• **JOB**
Please convert the material below into a JSON list of strings, one string per line, skipping blank lines and leaving out the pictures.
::::::::
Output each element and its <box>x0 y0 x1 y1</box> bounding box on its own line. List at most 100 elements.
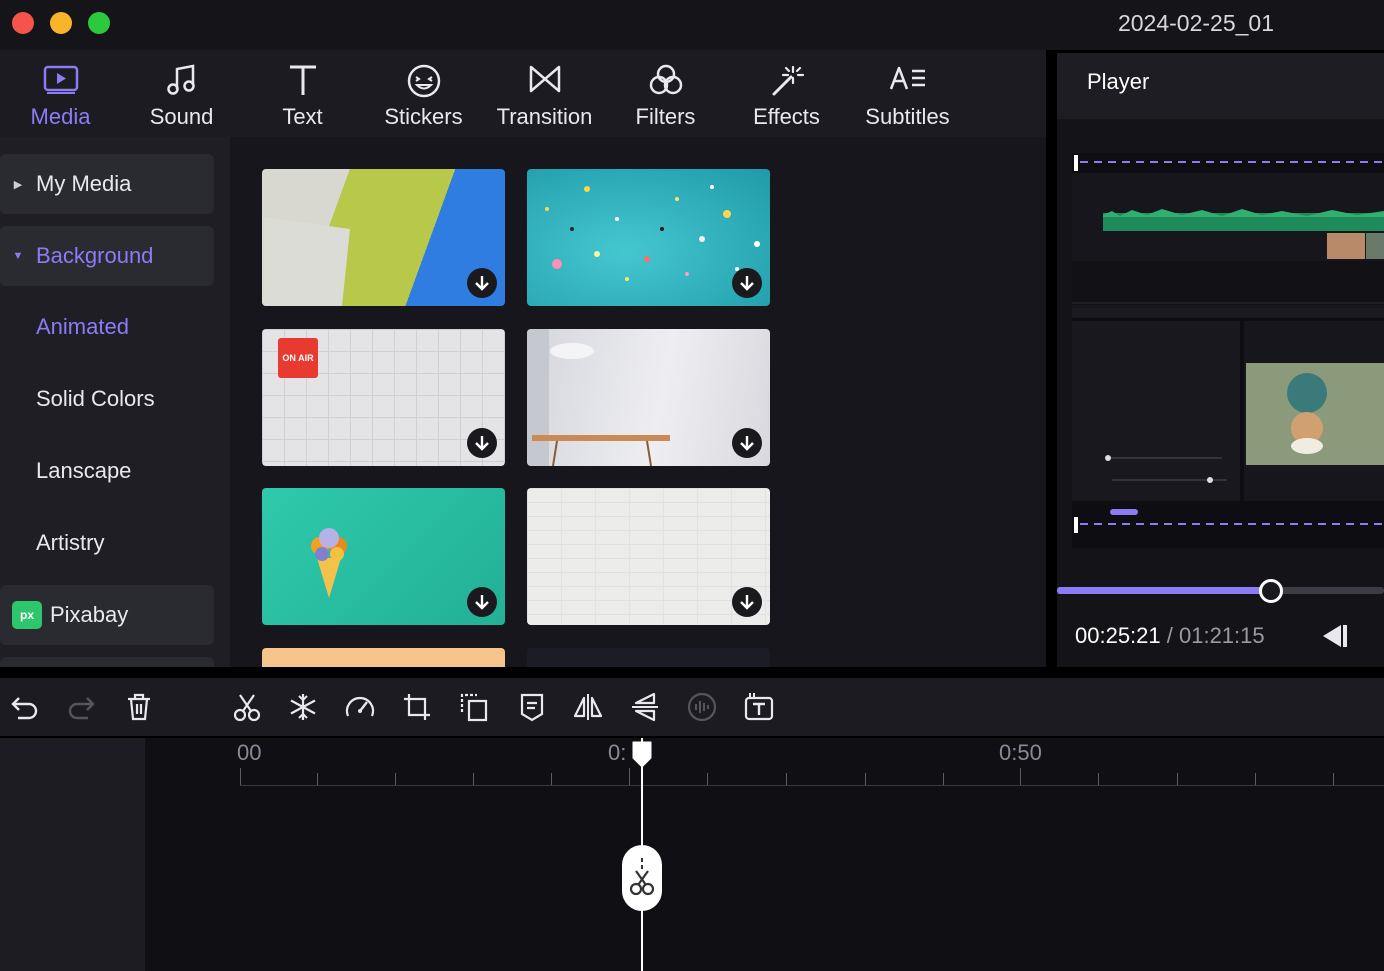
playhead-handle[interactable] <box>631 740 653 768</box>
tab-filters-label: Filters <box>635 104 696 129</box>
ruler-tick <box>786 773 787 785</box>
ruler-label: 0: <box>608 740 627 765</box>
current-time: 00:25:21 <box>1075 623 1161 648</box>
player-title: Player <box>1087 69 1150 94</box>
trash-icon <box>128 693 150 721</box>
redo-button[interactable] <box>64 690 98 724</box>
sticker-icon <box>407 64 440 98</box>
ruler-tick <box>317 773 318 785</box>
track-header <box>0 738 145 971</box>
ruler-tick <box>395 773 396 785</box>
flip-vertical-icon <box>632 692 658 722</box>
subtitle-button[interactable] <box>515 690 549 724</box>
split-at-playhead-button[interactable] <box>622 845 662 911</box>
video-preview[interactable] <box>1072 153 1384 548</box>
media-thumbnail[interactable] <box>527 648 770 667</box>
music-note-icon <box>166 64 195 95</box>
ruler-tick <box>240 768 241 785</box>
freeze-button[interactable] <box>286 690 320 724</box>
tab-subtitles[interactable]: Subtitles <box>847 50 968 137</box>
tab-text-label: Text <box>282 104 323 129</box>
title-bar: 2024-02-25_01 <box>0 0 1384 50</box>
download-icon <box>740 595 754 610</box>
download-button[interactable] <box>732 428 762 458</box>
delete-button[interactable] <box>122 690 156 724</box>
window-title: 2024-02-25_01 <box>1117 10 1274 36</box>
split-button[interactable] <box>230 690 264 724</box>
ruler-tick <box>1255 773 1256 785</box>
media-thumbnail[interactable] <box>527 329 770 466</box>
filters-icon <box>649 64 682 95</box>
play-button[interactable] <box>1319 623 1349 649</box>
media-thumbnail[interactable] <box>262 648 505 667</box>
sidebar-item-label: Background <box>36 243 154 268</box>
magic-wand-icon <box>772 65 804 96</box>
media-sidebar: ▶ My Media ▼ Background Animated Solid C… <box>0 137 230 667</box>
undo-button[interactable] <box>8 690 42 724</box>
media-thumbnail[interactable] <box>527 169 770 306</box>
tab-transition[interactable]: Transition <box>484 50 605 137</box>
audio-detach-button[interactable] <box>685 690 719 724</box>
minimize-window-button[interactable] <box>50 12 72 34</box>
mirror-button[interactable] <box>571 690 605 724</box>
tab-stickers-label: Stickers <box>384 104 463 129</box>
scissors-icon <box>233 694 261 722</box>
caption-icon <box>520 693 544 722</box>
download-button[interactable] <box>467 587 497 617</box>
tab-text[interactable]: Text <box>242 50 363 137</box>
sidebar-item-background[interactable]: ▼ Background <box>0 226 214 286</box>
player-header: Player <box>1057 53 1384 119</box>
progress-slider-handle[interactable] <box>1259 579 1283 603</box>
sidebar-sub-animated[interactable]: Animated <box>36 314 129 340</box>
download-button[interactable] <box>467 428 497 458</box>
add-text-button[interactable] <box>742 690 776 724</box>
speed-button[interactable] <box>343 690 377 724</box>
sidebar-item-my-media[interactable]: ▶ My Media <box>0 154 214 214</box>
maximize-window-button[interactable] <box>88 12 110 34</box>
timeline[interactable]: 00 0: 0:50 <box>0 738 1384 971</box>
close-window-button[interactable] <box>12 12 34 34</box>
tab-stickers[interactable]: Stickers <box>363 50 484 137</box>
panel-divider <box>0 667 1384 678</box>
sidebar-item-label: Pixabay <box>50 602 129 627</box>
sidebar-item-pixabay[interactable]: px Pixabay <box>0 585 214 645</box>
chevron-right-icon: ▶ <box>13 178 23 191</box>
edit-toolbar <box>0 678 1384 736</box>
time-display: 00:25:21 / 01:21:15 <box>1075 623 1265 649</box>
tab-filters[interactable]: Filters <box>605 50 726 137</box>
media-thumbnail[interactable]: ON AIR <box>262 329 505 466</box>
tab-media-label: Media <box>30 104 91 129</box>
sidebar-sub-solid-colors[interactable]: Solid Colors <box>36 386 155 412</box>
subtitles-icon <box>889 66 925 90</box>
ruler-tick <box>629 768 630 785</box>
sidebar-sub-landscape[interactable]: Lanscape <box>36 458 131 484</box>
download-button[interactable] <box>732 587 762 617</box>
tab-effects[interactable]: Effects <box>726 50 847 137</box>
sidebar-item-more[interactable] <box>0 657 214 667</box>
media-thumbnail[interactable] <box>262 169 505 306</box>
flip-button[interactable] <box>628 690 662 724</box>
media-thumbnail[interactable] <box>262 488 505 625</box>
tab-sound[interactable]: Sound <box>121 50 242 137</box>
ruler-tick <box>943 773 944 785</box>
download-button[interactable] <box>732 268 762 298</box>
tab-media[interactable]: Media <box>0 50 121 137</box>
download-icon <box>475 276 489 291</box>
text-icon <box>289 65 316 95</box>
undo-icon <box>11 697 38 720</box>
crop-icon <box>404 694 430 720</box>
transition-icon <box>529 65 560 93</box>
progress-fill <box>1057 587 1271 594</box>
redo-icon <box>68 697 95 720</box>
preview-frame <box>1072 153 1384 548</box>
time-ruler[interactable]: 00 0: 0:50 <box>145 738 1384 786</box>
scissors-icon <box>629 858 655 896</box>
crop-button[interactable] <box>400 690 434 724</box>
ruler-label: 00 <box>237 740 262 765</box>
copy-button[interactable] <box>457 690 491 724</box>
download-button[interactable] <box>467 268 497 298</box>
sidebar-sub-artistry[interactable]: Artistry <box>36 530 104 556</box>
media-thumbnail[interactable] <box>527 488 770 625</box>
ruler-tick <box>1020 768 1021 785</box>
tab-transition-label: Transition <box>496 104 593 129</box>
::::::::
• **RESULT OF THE EXERCISE**
[
  "Output each element and its <box>x0 y0 x1 y1</box> bounding box on its own line. List at most 100 elements.",
  "playhead-handle[interactable] <box>631 740 653 768</box>",
  "tab-filters-label: Filters <box>635 104 696 129</box>",
  "ruler-tick <box>786 773 787 785</box>",
  "ruler-label: 0: <box>608 740 627 765</box>",
  "current-time: 00:25:21 <box>1075 623 1161 648</box>",
  "player-title: Player <box>1087 69 1150 94</box>",
  "trash-icon <box>128 693 150 721</box>",
  "redo-button[interactable] <box>64 690 98 724</box>",
  "sticker-icon <box>407 64 440 98</box>",
  "ruler-tick <box>317 773 318 785</box>",
  "track-header <box>0 738 145 971</box>",
  "ruler-tick <box>395 773 396 785</box>",
  "flip-vertical-icon <box>632 692 658 722</box>",
  "subtitle-button[interactable] <box>515 690 549 724</box>",
  "split-at-playhead-button[interactable] <box>622 845 662 911</box>",
  "video-preview[interactable] <box>1072 153 1384 548</box>",
  "media-thumbnail[interactable] <box>527 648 770 667</box>",
  "music-note-icon <box>166 64 195 95</box>",
  "ruler-tick <box>240 768 241 785</box>",
  "freeze-button[interactable] <box>286 690 320 724</box>",
  "tab-subtitles[interactable]: Subtitles <box>847 50 968 137</box>",
  "tab-text-label: Text <box>282 104 323 129</box>",
  "title-bar: 2024-02-25_01 <box>0 0 1384 50</box>",
  "download-icon <box>740 595 754 610</box>",
  "download-button[interactable] <box>732 428 762 458</box>",
  "delete-button[interactable] <box>122 690 156 724</box>",
  "window-title: 2024-02-25_01 <box>1117 10 1274 36</box>",
  "split-button[interactable] <box>230 690 264 724</box>",
  "ruler-tick <box>1255 773 1256 785</box>",
  "media-thumbnail[interactable] <box>527 329 770 466</box>",
  "filters-icon <box>649 64 682 95</box>",
  "play-button[interactable] <box>1319 623 1349 649</box>",
  "media-thumbnail[interactable] <box>262 648 505 667</box>",
  "sidebar-item-label: Background <box>36 243 154 268</box>",
  "magic-wand-icon <box>772 65 804 96</box>",
  "media-sidebar: ▶ My Media ▼ Background Animated Solid C… <box>0 137 230 667</box>",
  "undo-button[interactable] <box>8 690 42 724</box>",
  "media-thumbnail[interactable] <box>527 169 770 306</box>",
  "tab-transition[interactable]: Transition <box>484 50 605 137</box>",
  "audio-detach-button[interactable] <box>685 690 719 724</box>",
  "minimize-window-button[interactable] <box>50 12 72 34</box>",
  "mirror-button[interactable] <box>571 690 605 724</box>",
  "tab-stickers-label: Stickers <box>384 104 463 129</box>",
  "scissors-icon <box>233 694 261 722</box>",
  "caption-icon <box>520 693 544 722</box>",
  "download-button[interactable] <box>467 587 497 617</box>",
  "tab-text[interactable]: Text <box>242 50 363 137</box>",
  "sidebar-item-background[interactable]: ▼ Background <box>0 226 214 286</box>",
  "player-header: Player <box>1057 53 1384 119</box>",
  "progress-slider-handle[interactable] <box>1259 579 1283 603</box>",
  "sidebar-sub-animated[interactable]: Animated <box>36 314 129 340</box>",
  "download-button[interactable] <box>467 428 497 458</box>",
  "add-text-button[interactable] <box>742 690 776 724</box>",
  "speed-button[interactable] <box>343 690 377 724</box>",
  "sidebar-item-my-media[interactable]: ▶ My Media <box>0 154 214 214</box>",
  "maximize-window-button[interactable] <box>88 12 110 34</box>",
  "timeline[interactable]: 00 0: 0:50 <box>0 738 1384 971</box>",
  "close-window-button[interactable] <box>12 12 34 34</box>",
  "tab-stickers[interactable]: Stickers <box>363 50 484 137</box>",
  "panel-divider <box>0 667 1384 678</box>",
  "sidebar-item-label: Pixabay <box>50 602 129 627</box>",
  "sidebar-item-pixabay[interactable]: px Pixabay <box>0 585 214 645</box>",
  "chevron-right-icon: ▶ <box>13 178 23 191</box>",
  "edit-toolbar <box>0 678 1384 736</box>",
  "time-display: 00:25:21 / 01:21:15 <box>1075 623 1265 649</box>",
  "tab-filters[interactable]: Filters <box>605 50 726 137</box>",
  "media-thumbnail[interactable]: ON AIR <box>262 329 505 466</box>",
  "tab-media-label: Media <box>30 104 91 129</box>",
  "sidebar-sub-solid-colors[interactable]: Solid Colors <box>36 386 155 412</box>",
  "subtitles-icon <box>889 66 925 90</box>",
  "ruler-tick <box>629 768 630 785</box>",
  "sidebar-sub-landscape[interactable]: Lanscape <box>36 458 131 484</box>",
  "download-button[interactable] <box>732 587 762 617</box>",
  "tab-effects[interactable]: Effects <box>726 50 847 137</box>",
  "sidebar-item-more[interactable] <box>0 657 214 667</box>",
  "media-thumbnail[interactable] <box>262 169 505 306</box>",
  "flip-button[interactable] <box>628 690 662 724</box>",
  "media-thumbnail[interactable] <box>262 488 505 625</box>",
  "tab-sound[interactable]: Sound <box>121 50 242 137</box>",
  "ruler-tick <box>943 773 944 785</box>",
  "download-button[interactable] <box>732 268 762 298</box>",
  "tab-media[interactable]: Media <box>0 50 121 137</box>",
  "download-icon <box>475 276 489 291</box>",
  "text-icon <box>289 65 316 95</box>",
  "undo-icon <box>11 697 38 720</box>",
  "crop-icon <box>404 694 430 720</box>",
  "transition-icon <box>529 65 560 93</box>",
  "progress-fill <box>1057 587 1271 594</box>",
  "redo-icon <box>68 697 95 720</box>",
  "preview-frame <box>1072 153 1384 548</box>",
  "time-ruler[interactable]: 00 0: 0:50 <box>145 738 1384 786</box>",
  "scissors-icon <box>629 858 655 896</box>",
  "crop-button[interactable] <box>400 690 434 724</box>",
  "ruler-label: 00 <box>237 740 262 765</box>",
  "copy-button[interactable] <box>457 690 491 724</box>",
  "download-button[interactable] <box>467 268 497 298</box>",
  "sidebar-sub-artistry[interactable]: Artistry <box>36 530 104 556</box>",
  "media-thumbnail[interactable] <box>527 488 770 625</box>",
  "ruler-tick <box>1020 768 1021 785</box>",
  "tab-transition-label: Transition <box>496 104 593 129</box>"
]